◆ **PAGE EXCERPT**:
┌────────
It was Jibrail who descended into the Cave of Hira and said to the Prophet (SAW): “Iqra!” (Read/Recite) — initiating the Quran’s revelation. He visited the Prophet (SAW) throughout the 23 years of the prophetic mission, conveying each revelation. The description of Jibrail in the Quran’s Surah al-Najm (53:5-18) — seen by the Prophet at the farthest horizon, then descending to within the distance of two bowlengths — is one of the Quran’s most transcendent passages.
In Islamic prayer, Jibrail stood behind the Prophet (SAW), modeling the way salah is performed. The Prophet (SAW) said of Jibrail: “He is my companion from Allah.”
Mikail (Michael)
Mikail is entrusted with the sustenance of creation — rain, vegetation, provision, and the nourishment that sustains all life. He is paired with Jibrail in several Quranic and hadith references as the two primary angelic presences in the prophetic mission.
The Quran warns those who oppose either: “Whoever is an enemy to Jibrail — it is he who has brought it [the Quran] down upon your heart… And whoever is an enemy to Allah and His angels and His messengers and Jibrail and Mikail — then indeed, Allah is an enemy to the disbelievers.” (2:97-98)
└────────
◆ **DATASET SECTION**:
┌────────
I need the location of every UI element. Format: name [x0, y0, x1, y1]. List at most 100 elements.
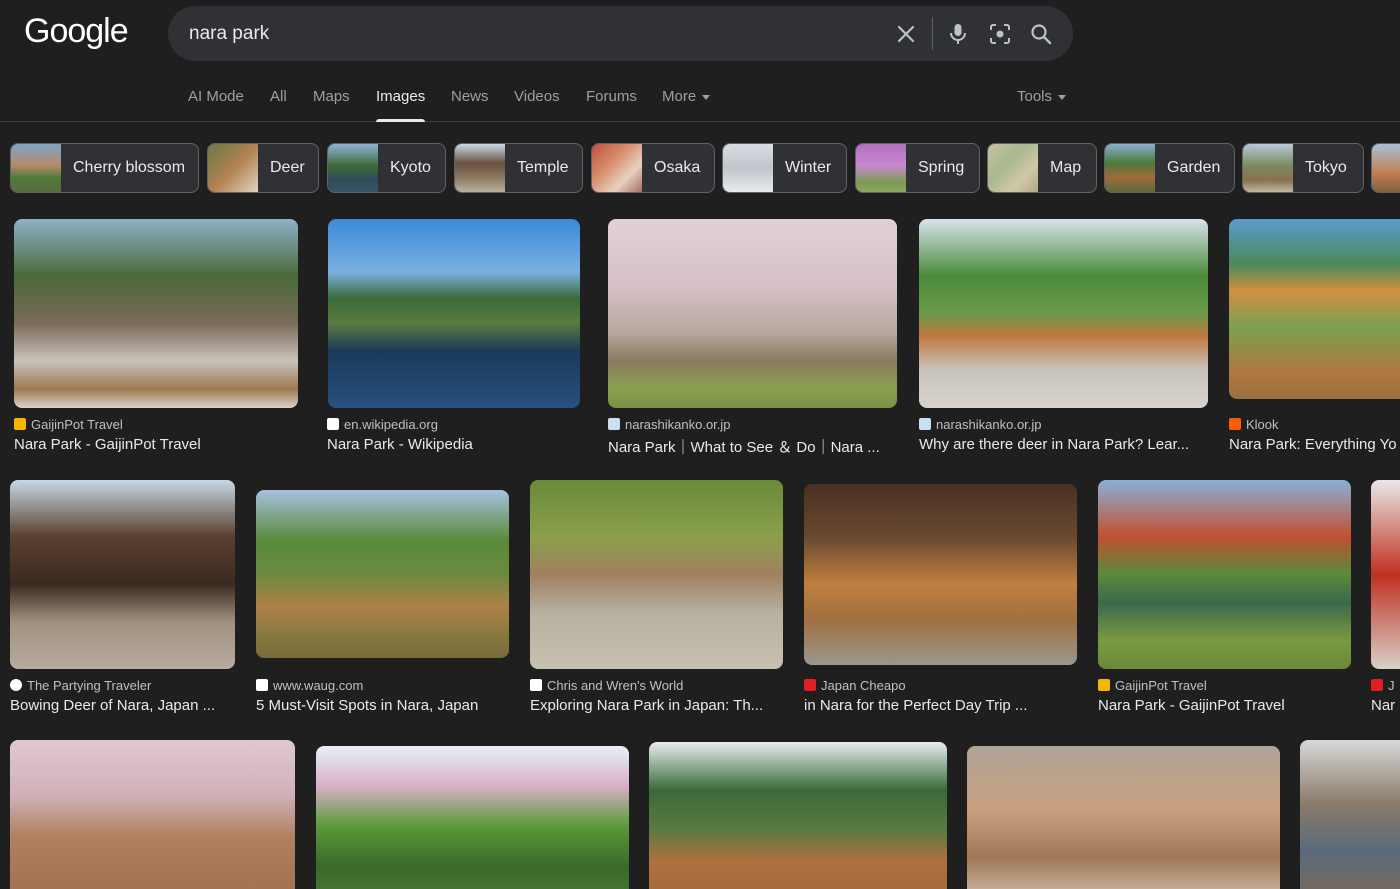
└────────
◆ **TASKS AND EXERCISES**:
- 1) Using the passage on Jibrail and Mikail, decide whether each statement agrees with it. Give yes or no for each, along with the deciding words quoted from the passage. (a) Jibrail visited the Prophet throughout the 23 years of the prophetic mission. (b) Mikail is entrusted with conveying each revelation. (c) In Surah al-Najm, Jibrail descends to within the distance of three bowlengths.
- 2) List every form of sustenance that the passage on Jibrail and Mikail says Mikail is entrusted with.
The material that comes after the passage is unrelated to it and stands apart.

◆ **RESULTS OF THE TASKS**:
- 1)
(a) Yes: "He visited the Prophet (SAW) throughout the 23 years of the prophetic mission"
(b) No: "Mikail is entrusted with the sustenance of creation"
(c) No: "descending to within the distance of two bowlengths"

- 2)
- rain
- vegetation
- provision
- the nourishment that sustains all life